▸ What this task involves
Identify each line holding the string "سیاسی" and copy it.

## begin

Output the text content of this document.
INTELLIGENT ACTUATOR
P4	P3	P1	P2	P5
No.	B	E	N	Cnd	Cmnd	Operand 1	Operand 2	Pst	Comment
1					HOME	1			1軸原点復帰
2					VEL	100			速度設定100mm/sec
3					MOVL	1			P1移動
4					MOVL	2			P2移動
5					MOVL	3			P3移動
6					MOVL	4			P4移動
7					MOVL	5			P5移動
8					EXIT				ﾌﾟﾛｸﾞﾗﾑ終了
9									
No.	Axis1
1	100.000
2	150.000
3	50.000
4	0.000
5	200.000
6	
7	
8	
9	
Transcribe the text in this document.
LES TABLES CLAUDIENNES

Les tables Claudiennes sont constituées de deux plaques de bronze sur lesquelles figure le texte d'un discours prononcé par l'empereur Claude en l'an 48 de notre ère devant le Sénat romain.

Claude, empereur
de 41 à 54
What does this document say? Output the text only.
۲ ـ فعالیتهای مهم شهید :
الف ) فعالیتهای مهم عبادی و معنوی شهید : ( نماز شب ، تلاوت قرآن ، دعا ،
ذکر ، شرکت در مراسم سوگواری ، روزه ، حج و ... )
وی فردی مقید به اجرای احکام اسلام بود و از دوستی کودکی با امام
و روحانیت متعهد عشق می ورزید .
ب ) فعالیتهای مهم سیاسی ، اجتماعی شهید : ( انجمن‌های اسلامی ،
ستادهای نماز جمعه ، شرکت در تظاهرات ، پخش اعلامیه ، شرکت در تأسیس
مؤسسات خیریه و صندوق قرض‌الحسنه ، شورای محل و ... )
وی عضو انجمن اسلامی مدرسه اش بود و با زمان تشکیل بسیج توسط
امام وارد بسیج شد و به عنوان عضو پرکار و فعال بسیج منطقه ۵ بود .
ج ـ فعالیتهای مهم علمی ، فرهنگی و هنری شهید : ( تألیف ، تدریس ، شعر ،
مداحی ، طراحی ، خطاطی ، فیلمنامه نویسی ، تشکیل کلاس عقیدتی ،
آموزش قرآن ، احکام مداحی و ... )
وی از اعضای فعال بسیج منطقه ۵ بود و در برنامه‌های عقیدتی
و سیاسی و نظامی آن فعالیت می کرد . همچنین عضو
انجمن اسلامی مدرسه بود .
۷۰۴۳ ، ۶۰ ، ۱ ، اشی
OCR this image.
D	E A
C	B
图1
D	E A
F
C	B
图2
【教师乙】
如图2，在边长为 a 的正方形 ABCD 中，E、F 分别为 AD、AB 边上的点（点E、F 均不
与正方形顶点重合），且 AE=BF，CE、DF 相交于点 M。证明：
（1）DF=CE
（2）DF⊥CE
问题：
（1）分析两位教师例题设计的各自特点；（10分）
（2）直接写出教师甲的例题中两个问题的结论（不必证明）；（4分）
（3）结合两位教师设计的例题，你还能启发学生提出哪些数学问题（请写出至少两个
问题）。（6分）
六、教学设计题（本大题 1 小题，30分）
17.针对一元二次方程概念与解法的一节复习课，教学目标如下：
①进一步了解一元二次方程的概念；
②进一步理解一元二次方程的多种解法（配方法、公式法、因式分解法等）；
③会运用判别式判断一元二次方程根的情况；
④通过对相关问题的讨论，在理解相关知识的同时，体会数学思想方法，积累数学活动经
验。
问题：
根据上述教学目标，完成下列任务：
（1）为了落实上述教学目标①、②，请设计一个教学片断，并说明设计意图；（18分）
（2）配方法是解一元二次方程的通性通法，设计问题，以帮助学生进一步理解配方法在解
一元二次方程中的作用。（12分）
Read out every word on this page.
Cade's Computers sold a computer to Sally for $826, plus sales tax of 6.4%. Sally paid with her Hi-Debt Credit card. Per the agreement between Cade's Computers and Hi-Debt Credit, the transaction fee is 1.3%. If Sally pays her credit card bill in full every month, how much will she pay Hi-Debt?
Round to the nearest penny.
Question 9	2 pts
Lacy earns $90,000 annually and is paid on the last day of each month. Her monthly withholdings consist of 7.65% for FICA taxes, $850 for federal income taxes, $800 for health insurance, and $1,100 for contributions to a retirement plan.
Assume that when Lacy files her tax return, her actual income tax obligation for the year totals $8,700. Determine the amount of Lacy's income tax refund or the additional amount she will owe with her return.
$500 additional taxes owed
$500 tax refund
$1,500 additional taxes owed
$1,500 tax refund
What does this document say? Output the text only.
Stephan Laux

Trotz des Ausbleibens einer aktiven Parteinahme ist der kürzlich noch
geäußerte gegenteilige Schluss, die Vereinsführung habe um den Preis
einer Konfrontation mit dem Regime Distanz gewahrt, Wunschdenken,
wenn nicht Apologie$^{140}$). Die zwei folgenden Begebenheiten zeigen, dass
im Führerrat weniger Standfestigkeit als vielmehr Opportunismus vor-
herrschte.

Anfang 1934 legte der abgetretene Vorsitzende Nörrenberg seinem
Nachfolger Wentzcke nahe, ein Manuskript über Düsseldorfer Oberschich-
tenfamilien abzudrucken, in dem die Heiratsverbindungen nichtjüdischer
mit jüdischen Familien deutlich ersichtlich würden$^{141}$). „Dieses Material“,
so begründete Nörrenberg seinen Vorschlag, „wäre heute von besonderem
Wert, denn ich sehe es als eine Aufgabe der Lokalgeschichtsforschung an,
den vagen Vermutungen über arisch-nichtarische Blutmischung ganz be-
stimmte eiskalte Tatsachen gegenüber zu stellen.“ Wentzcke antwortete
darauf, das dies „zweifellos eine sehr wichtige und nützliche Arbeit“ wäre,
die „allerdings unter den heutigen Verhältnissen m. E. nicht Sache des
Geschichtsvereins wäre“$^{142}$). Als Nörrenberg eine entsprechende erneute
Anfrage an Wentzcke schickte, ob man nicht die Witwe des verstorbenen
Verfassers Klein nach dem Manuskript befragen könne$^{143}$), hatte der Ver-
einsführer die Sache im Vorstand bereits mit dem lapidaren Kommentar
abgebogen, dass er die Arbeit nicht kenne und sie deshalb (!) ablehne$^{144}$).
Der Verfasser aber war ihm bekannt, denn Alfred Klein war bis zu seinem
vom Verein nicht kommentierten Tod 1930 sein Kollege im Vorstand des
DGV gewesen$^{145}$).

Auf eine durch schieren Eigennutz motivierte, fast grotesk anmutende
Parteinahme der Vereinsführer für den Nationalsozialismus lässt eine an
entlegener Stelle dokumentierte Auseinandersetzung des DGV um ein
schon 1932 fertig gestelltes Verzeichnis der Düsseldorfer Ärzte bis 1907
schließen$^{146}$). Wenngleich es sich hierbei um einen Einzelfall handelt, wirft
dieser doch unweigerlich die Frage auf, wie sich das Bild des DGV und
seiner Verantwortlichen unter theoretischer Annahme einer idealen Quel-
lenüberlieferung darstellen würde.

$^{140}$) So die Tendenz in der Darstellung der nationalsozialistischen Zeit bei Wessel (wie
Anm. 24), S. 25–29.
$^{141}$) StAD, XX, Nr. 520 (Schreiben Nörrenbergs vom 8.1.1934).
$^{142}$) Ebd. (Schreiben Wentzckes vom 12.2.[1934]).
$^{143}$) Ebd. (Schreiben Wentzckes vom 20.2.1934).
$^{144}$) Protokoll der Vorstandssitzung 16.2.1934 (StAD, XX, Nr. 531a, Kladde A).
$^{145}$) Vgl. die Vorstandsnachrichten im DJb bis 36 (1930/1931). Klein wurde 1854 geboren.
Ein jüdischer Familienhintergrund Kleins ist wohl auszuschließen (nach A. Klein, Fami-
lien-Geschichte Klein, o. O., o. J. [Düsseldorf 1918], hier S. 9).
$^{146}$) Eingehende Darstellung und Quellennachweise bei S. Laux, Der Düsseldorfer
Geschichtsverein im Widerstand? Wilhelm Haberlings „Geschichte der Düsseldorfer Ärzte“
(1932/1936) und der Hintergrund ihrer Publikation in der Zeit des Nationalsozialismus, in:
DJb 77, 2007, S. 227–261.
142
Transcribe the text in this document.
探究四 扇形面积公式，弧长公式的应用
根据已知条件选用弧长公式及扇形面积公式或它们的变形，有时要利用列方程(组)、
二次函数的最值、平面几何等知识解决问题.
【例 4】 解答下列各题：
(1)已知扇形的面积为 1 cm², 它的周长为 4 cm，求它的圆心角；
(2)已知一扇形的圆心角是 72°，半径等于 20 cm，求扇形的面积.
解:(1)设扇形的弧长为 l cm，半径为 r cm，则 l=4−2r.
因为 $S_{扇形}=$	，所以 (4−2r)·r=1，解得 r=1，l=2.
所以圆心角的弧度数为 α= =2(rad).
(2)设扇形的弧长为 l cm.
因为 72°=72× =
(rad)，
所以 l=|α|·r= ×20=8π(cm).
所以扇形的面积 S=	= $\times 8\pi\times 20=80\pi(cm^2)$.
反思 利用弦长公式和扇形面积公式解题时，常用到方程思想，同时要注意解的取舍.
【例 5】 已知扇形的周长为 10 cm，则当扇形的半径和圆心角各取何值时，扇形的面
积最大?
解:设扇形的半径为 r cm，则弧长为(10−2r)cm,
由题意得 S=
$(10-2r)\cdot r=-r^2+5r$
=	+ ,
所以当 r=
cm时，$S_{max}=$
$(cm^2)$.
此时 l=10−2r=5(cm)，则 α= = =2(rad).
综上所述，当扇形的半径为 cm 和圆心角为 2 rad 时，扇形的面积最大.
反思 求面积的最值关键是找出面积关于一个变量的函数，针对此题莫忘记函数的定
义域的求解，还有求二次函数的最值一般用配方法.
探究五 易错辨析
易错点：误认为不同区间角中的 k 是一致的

## end

▸ Written response
ب ) فعالیتهای مهم سیاسی ، اجتماعی شهید : ( انجمن‌های اسلامی ،
و سیاسی و نظامی آن فعالیت می کرد . همچنین عضو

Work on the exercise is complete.